▸ Task details:
Find each line with the string "wartości" and report it.

[A block of data]
+++++

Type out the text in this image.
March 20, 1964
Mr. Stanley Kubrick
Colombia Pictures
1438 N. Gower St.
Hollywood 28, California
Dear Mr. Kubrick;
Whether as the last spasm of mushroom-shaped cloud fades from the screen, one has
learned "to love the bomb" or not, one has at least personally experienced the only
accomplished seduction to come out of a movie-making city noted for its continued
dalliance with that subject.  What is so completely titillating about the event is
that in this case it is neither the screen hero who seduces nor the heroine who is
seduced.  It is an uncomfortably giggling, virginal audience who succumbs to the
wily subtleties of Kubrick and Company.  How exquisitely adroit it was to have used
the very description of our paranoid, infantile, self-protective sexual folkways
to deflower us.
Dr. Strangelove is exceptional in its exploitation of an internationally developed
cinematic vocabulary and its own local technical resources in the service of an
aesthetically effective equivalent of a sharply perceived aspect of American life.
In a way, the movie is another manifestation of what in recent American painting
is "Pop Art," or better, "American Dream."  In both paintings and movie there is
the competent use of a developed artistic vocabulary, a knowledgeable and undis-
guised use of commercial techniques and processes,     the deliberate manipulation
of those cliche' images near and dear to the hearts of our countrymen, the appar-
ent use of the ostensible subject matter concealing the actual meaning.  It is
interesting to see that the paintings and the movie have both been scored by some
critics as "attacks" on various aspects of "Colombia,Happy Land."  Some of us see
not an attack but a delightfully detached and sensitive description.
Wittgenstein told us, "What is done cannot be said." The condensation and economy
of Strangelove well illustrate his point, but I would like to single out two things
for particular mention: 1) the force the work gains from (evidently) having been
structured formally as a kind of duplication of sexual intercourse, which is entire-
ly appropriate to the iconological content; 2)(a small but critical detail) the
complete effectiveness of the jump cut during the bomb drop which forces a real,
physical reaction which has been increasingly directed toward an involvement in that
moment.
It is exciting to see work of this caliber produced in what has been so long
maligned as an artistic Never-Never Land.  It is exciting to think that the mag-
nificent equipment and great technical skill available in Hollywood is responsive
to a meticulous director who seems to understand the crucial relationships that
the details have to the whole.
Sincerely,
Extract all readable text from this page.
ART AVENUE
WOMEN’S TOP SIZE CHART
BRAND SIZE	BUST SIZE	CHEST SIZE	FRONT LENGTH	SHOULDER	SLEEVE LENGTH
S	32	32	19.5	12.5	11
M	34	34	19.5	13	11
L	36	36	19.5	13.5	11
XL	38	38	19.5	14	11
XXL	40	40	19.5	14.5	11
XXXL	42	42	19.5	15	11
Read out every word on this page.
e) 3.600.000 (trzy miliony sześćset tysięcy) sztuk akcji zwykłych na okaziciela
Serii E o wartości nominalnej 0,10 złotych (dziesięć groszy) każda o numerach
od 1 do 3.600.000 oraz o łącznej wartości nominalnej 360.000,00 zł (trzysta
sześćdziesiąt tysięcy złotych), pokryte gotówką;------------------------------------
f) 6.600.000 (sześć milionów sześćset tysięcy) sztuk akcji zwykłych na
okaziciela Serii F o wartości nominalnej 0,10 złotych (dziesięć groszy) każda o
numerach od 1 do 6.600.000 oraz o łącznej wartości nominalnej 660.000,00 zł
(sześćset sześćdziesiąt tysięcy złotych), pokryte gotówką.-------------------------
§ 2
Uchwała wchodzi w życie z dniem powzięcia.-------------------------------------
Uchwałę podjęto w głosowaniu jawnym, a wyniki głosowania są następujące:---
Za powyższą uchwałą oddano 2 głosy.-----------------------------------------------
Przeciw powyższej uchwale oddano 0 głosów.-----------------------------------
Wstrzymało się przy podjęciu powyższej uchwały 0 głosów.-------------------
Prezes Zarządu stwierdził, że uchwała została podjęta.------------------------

+++++

▸ Response to this task:
Serii E o wartości nominalnej 0,10 złotych (dziesięć groszy) każda o numerach
od 1 do 3.600.000 oraz o łącznej wartości nominalnej 360.000,00 zł (trzysta
okaziciela Serii F o wartości nominalnej 0,10 złotych (dziesięć groszy) każda o
numerach od 1 do 6.600.000 oraz o łącznej wartości nominalnej 660.000,00 zł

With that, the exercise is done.